[start Source data]

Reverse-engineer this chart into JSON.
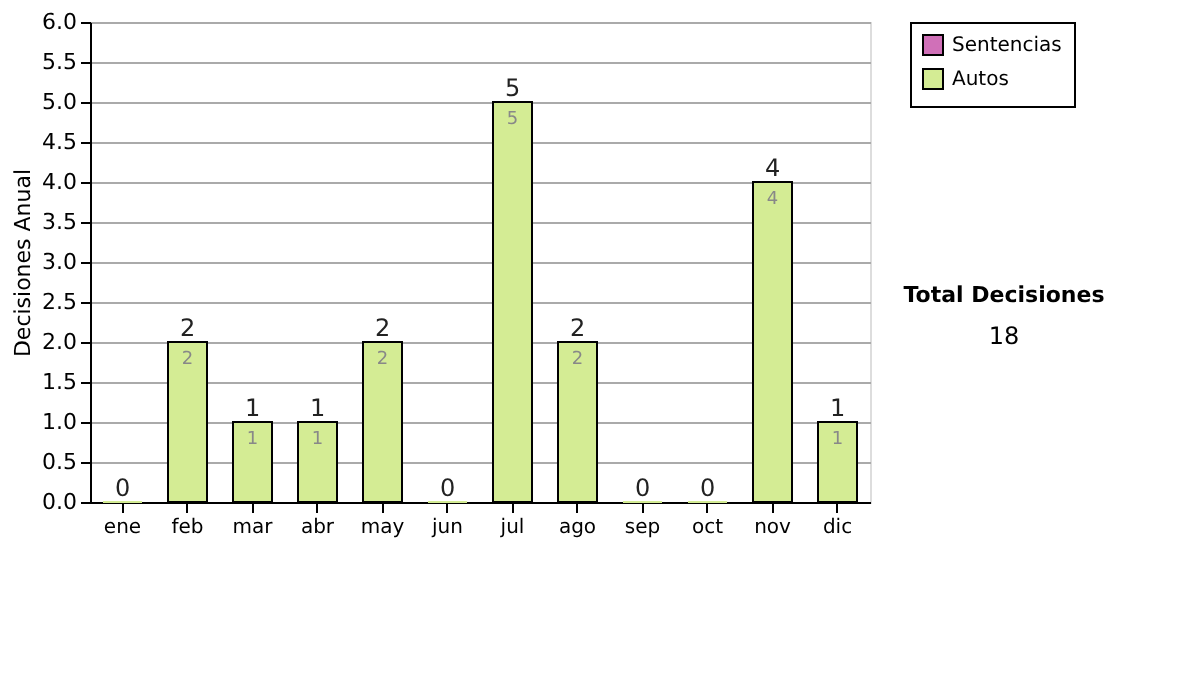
{
  "chart_data": {
    "type": "bar",
    "stacked": true,
    "ylabel": "Decisiones Anual",
    "categories": [
      "ene",
      "feb",
      "mar",
      "abr",
      "may",
      "jun",
      "jul",
      "ago",
      "sep",
      "oct",
      "nov",
      "dic"
    ],
    "series": [
      {
        "name": "Sentencias",
        "color": "#d070b8",
        "values": [
          0,
          0,
          0,
          0,
          0,
          0,
          0,
          0,
          0,
          0,
          0,
          0
        ]
      },
      {
        "name": "Autos",
        "color": "#d4ec94",
        "values": [
          0,
          2,
          1,
          1,
          2,
          0,
          5,
          2,
          0,
          0,
          4,
          1
        ],
        "value_labels": [
          null,
          "2",
          "1",
          "1",
          "2",
          null,
          "5",
          "2",
          null,
          null,
          "4",
          "1"
        ]
      }
    ],
    "totals": [
      "0",
      "2",
      "1",
      "1",
      "2",
      "0",
      "5",
      "2",
      "0",
      "0",
      "4",
      "1"
    ],
    "ylim": [
      0,
      6
    ],
    "yticks": [
      {
        "value": 0,
        "label": "0.0"
      },
      {
        "value": 0.5,
        "label": "0.5"
      },
      {
        "value": 1,
        "label": "1.0"
      },
      {
        "value": 1.5,
        "label": "1.5"
      },
      {
        "value": 2,
        "label": "2.0"
      },
      {
        "value": 2.5,
        "label": "2.5"
      },
      {
        "value": 3,
        "label": "3.0"
      },
      {
        "value": 3.5,
        "label": "3.5"
      },
      {
        "value": 4,
        "label": "4.0"
      },
      {
        "value": 4.5,
        "label": "4.5"
      },
      {
        "value": 5,
        "label": "5.0"
      },
      {
        "value": 5.5,
        "label": "5.5"
      },
      {
        "value": 6,
        "label": "6.0"
      }
    ],
    "grid": "y",
    "legend": "right",
    "annotations": [
      "Total Decisiones",
      "18"
    ]
  }
}
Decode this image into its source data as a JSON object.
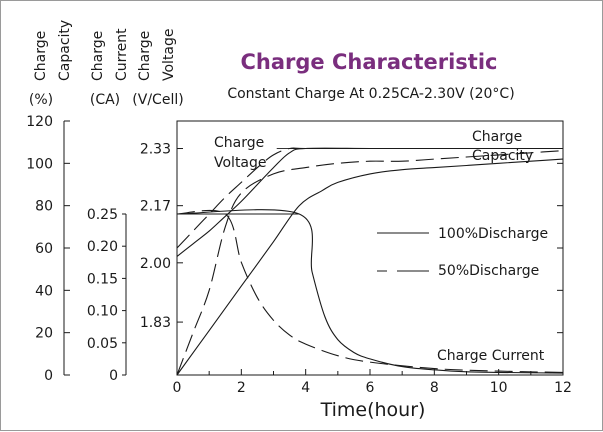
{
  "chart_data": {
    "type": "line",
    "title": "Charge Characteristic",
    "subtitle": "Constant Charge At 0.25CA-2.30V (20°C)",
    "xlabel": "Time(hour)",
    "xlim": [
      0,
      12
    ],
    "x_ticks": [
      "0",
      "2",
      "4",
      "6",
      "8",
      "10",
      "12"
    ],
    "axes": {
      "capacity": {
        "title_lines": [
          "Charge",
          "Capacity"
        ],
        "unit": "(%)",
        "range": [
          0,
          120
        ],
        "ticks": [
          "0",
          "20",
          "40",
          "60",
          "80",
          "100",
          "120"
        ]
      },
      "current": {
        "title_lines": [
          "Charge",
          "Current"
        ],
        "unit": "(CA)",
        "range": [
          0,
          0.25
        ],
        "ticks": [
          "0",
          "0.05",
          "0.10",
          "0.15",
          "0.20",
          "0.25"
        ]
      },
      "voltage": {
        "title_lines": [
          "Charge",
          "Voltage"
        ],
        "unit": "(V/Cell)",
        "ticks": [
          {
            "label": "1.83",
            "capacity_equiv": 25
          },
          {
            "label": "2.00",
            "capacity_equiv": 53
          },
          {
            "label": "2.17",
            "capacity_equiv": 80
          },
          {
            "label": "2.33",
            "capacity_equiv": 107
          }
        ]
      }
    },
    "legend": [
      {
        "label": "100%Discharge",
        "style": "solid"
      },
      {
        "label": "50%Discharge",
        "style": "dashed"
      }
    ],
    "annotations": [
      {
        "lines": [
          "Charge",
          "Voltage"
        ]
      },
      {
        "lines": [
          "Charge",
          "Capacity"
        ]
      },
      {
        "lines": [
          "Charge Current"
        ]
      }
    ],
    "series": [
      {
        "curve": "voltage",
        "style": "solid",
        "x": [
          0,
          0.5,
          1,
          1.5,
          2,
          2.5,
          3,
          3.5,
          4,
          6,
          8,
          10,
          12
        ],
        "y": [
          56,
          62,
          68,
          75,
          82,
          90,
          98,
          105,
          107,
          107,
          107,
          107,
          107
        ]
      },
      {
        "curve": "voltage",
        "style": "dashed",
        "x": [
          0,
          0.5,
          1,
          1.5,
          2,
          2.5,
          3,
          3.5,
          4,
          6,
          8,
          10,
          12
        ],
        "y": [
          60,
          68,
          76,
          84,
          91,
          98,
          104,
          107,
          107,
          107,
          107,
          107,
          107
        ]
      },
      {
        "curve": "capacity",
        "style": "solid",
        "x": [
          0,
          1,
          2,
          3,
          3.8,
          4.5,
          5,
          6,
          7,
          8,
          9,
          10,
          11,
          12
        ],
        "y": [
          0,
          21,
          42,
          63,
          80,
          87,
          91,
          95,
          97,
          98,
          99,
          100,
          101,
          102
        ]
      },
      {
        "curve": "capacity",
        "style": "dashed",
        "x": [
          0,
          0.5,
          1,
          1.5,
          2,
          3,
          4,
          5,
          6,
          7,
          8,
          9,
          10,
          11,
          12
        ],
        "y": [
          0,
          20,
          40,
          70,
          86,
          95,
          98,
          100,
          101,
          101,
          102,
          103,
          104,
          105,
          106
        ]
      },
      {
        "curve": "current",
        "style": "solid",
        "x": [
          0,
          3.8,
          4.2,
          4.6,
          5,
          5.5,
          6,
          7,
          8,
          9,
          10,
          12
        ],
        "y": [
          0.25,
          0.25,
          0.16,
          0.09,
          0.055,
          0.035,
          0.025,
          0.013,
          0.008,
          0.005,
          0.004,
          0.003
        ]
      },
      {
        "curve": "current",
        "style": "dashed",
        "x": [
          0,
          1.5,
          2,
          2.5,
          3,
          3.5,
          4,
          5,
          6,
          8,
          10,
          12
        ],
        "y": [
          0.25,
          0.25,
          0.175,
          0.12,
          0.085,
          0.062,
          0.048,
          0.03,
          0.02,
          0.01,
          0.006,
          0.004
        ]
      }
    ]
  }
}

[end Source data]

Stated exercise: All of the lines above should be retyped precisely, apart from the pictures.

Final result:
Reverse-engineer this chart into JSON.
{
  "chart_data": {
    "type": "bar",
    "stacked": true,
    "ylabel": "Decisiones Anual",
    "categories": [
      "ene",
      "feb",
      "mar",
      "abr",
      "may",
      "jun",
      "jul",
      "ago",
      "sep",
      "oct",
      "nov",
      "dic"
    ],
    "series": [
      {
        "name": "Sentencias",
        "color": "#d070b8",
        "values": [
          0,
          0,
          0,
          0,
          0,
          0,
          0,
          0,
          0,
          0,
          0,
          0
        ]
      },
      {
        "name": "Autos",
        "color": "#d4ec94",
        "values": [
          0,
          2,
          1,
          1,
          2,
          0,
          5,
          2,
          0,
          0,
          4,
          1
        ],
        "value_labels": [
          null,
          "2",
          "1",
          "1",
          "2",
          null,
          "5",
          "2",
          null,
          null,
          "4",
          "1"
        ]
      }
    ],
    "totals": [
      "0",
      "2",
      "1",
      "1",
      "2",
      "0",
      "5",
      "2",
      "0",
      "0",
      "4",
      "1"
    ],
    "ylim": [
      0,
      6
    ],
    "yticks": [
      {
        "value": 0,
        "label": "0.0"
      },
      {
        "value": 0.5,
        "label": "0.5"
      },
      {
        "value": 1,
        "label": "1.0"
      },
      {
        "value": 1.5,
        "label": "1.5"
      },
      {
        "value": 2,
        "label": "2.0"
      },
      {
        "value": 2.5,
        "label": "2.5"
      },
      {
        "value": 3,
        "label": "3.0"
      },
      {
        "value": 3.5,
        "label": "3.5"
      },
      {
        "value": 4,
        "label": "4.0"
      },
      {
        "value": 4.5,
        "label": "4.5"
      },
      {
        "value": 5,
        "label": "5.0"
      },
      {
        "value": 5.5,
        "label": "5.5"
      },
      {
        "value": 6,
        "label": "6.0"
      }
    ],
    "grid": "y",
    "legend": "right",
    "annotations": [
      "Total Decisiones",
      "18"
    ]
  }
}
Decode this image into its source data as a JSON object.
{
  "chart_data": {
    "type": "line",
    "title": "Charge Characteristic",
    "subtitle": "Constant Charge At 0.25CA-2.30V (20°C)",
    "xlabel": "Time(hour)",
    "xlim": [
      0,
      12
    ],
    "x_ticks": [
      "0",
      "2",
      "4",
      "6",
      "8",
      "10",
      "12"
    ],
    "axes": {
      "capacity": {
        "title_lines": [
          "Charge",
          "Capacity"
        ],
        "unit": "(%)",
        "range": [
          0,
          120
        ],
        "ticks": [
          "0",
          "20",
          "40",
          "60",
          "80",
          "100",
          "120"
        ]
      },
      "current": {
        "title_lines": [
          "Charge",
          "Current"
        ],
        "unit": "(CA)",
        "range": [
          0,
          0.25
        ],
        "ticks": [
          "0",
          "0.05",
          "0.10",
          "0.15",
          "0.20",
          "0.25"
        ]
      },
      "voltage": {
        "title_lines": [
          "Charge",
          "Voltage"
        ],
        "unit": "(V/Cell)",
        "ticks": [
          {
            "label": "1.83",
            "capacity_equiv": 25
          },
          {
            "label": "2.00",
            "capacity_equiv": 53
          },
          {
            "label": "2.17",
            "capacity_equiv": 80
          },
          {
            "label": "2.33",
            "capacity_equiv": 107
          }
        ]
      }
    },
    "legend": [
      {
        "label": "100%Discharge",
        "style": "solid"
      },
      {
        "label": "50%Discharge",
        "style": "dashed"
      }
    ],
    "annotations": [
      {
        "lines": [
          "Charge",
          "Voltage"
        ]
      },
      {
        "lines": [
          "Charge",
          "Capacity"
        ]
      },
      {
        "lines": [
          "Charge Current"
        ]
      }
    ],
    "series": [
      {
        "curve": "voltage",
        "style": "solid",
        "x": [
          0,
          0.5,
          1,
          1.5,
          2,
          2.5,
          3,
          3.5,
          4,
          6,
          8,
          10,
          12
        ],
        "y": [
          56,
          62,
          68,
          75,
          82,
          90,
          98,
          105,
          107,
          107,
          107,
          107,
          107
        ]
      },
      {
        "curve": "voltage",
        "style": "dashed",
        "x": [
          0,
          0.5,
          1,
          1.5,
          2,
          2.5,
          3,
          3.5,
          4,
          6,
          8,
          10,
          12
        ],
        "y": [
          60,
          68,
          76,
          84,
          91,
          98,
          104,
          107,
          107,
          107,
          107,
          107,
          107
        ]
      },
      {
        "curve": "capacity",
        "style": "solid",
        "x": [
          0,
          1,
          2,
          3,
          3.8,
          4.5,
          5,
          6,
          7,
          8,
          9,
          10,
          11,
          12
        ],
        "y": [
          0,
          21,
          42,
          63,
          80,
          87,
          91,
          95,
          97,
          98,
          99,
          100,
          101,
          102
        ]
      },
      {
        "curve": "capacity",
        "style": "dashed",
        "x": [
          0,
          0.5,
          1,
          1.5,
          2,
          3,
          4,
          5,
          6,
          7,
          8,
          9,
          10,
          11,
          12
        ],
        "y": [
          0,
          20,
          40,
          70,
          86,
          95,
          98,
          100,
          101,
          101,
          102,
          103,
          104,
          105,
          106
        ]
      },
      {
        "curve": "current",
        "style": "solid",
        "x": [
          0,
          3.8,
          4.2,
          4.6,
          5,
          5.5,
          6,
          7,
          8,
          9,
          10,
          12
        ],
        "y": [
          0.25,
          0.25,
          0.16,
          0.09,
          0.055,
          0.035,
          0.025,
          0.013,
          0.008,
          0.005,
          0.004,
          0.003
        ]
      },
      {
        "curve": "current",
        "style": "dashed",
        "x": [
          0,
          1.5,
          2,
          2.5,
          3,
          3.5,
          4,
          5,
          6,
          8,
          10,
          12
        ],
        "y": [
          0.25,
          0.25,
          0.175,
          0.12,
          0.085,
          0.062,
          0.048,
          0.03,
          0.02,
          0.01,
          0.006,
          0.004
        ]
      }
    ]
  }
}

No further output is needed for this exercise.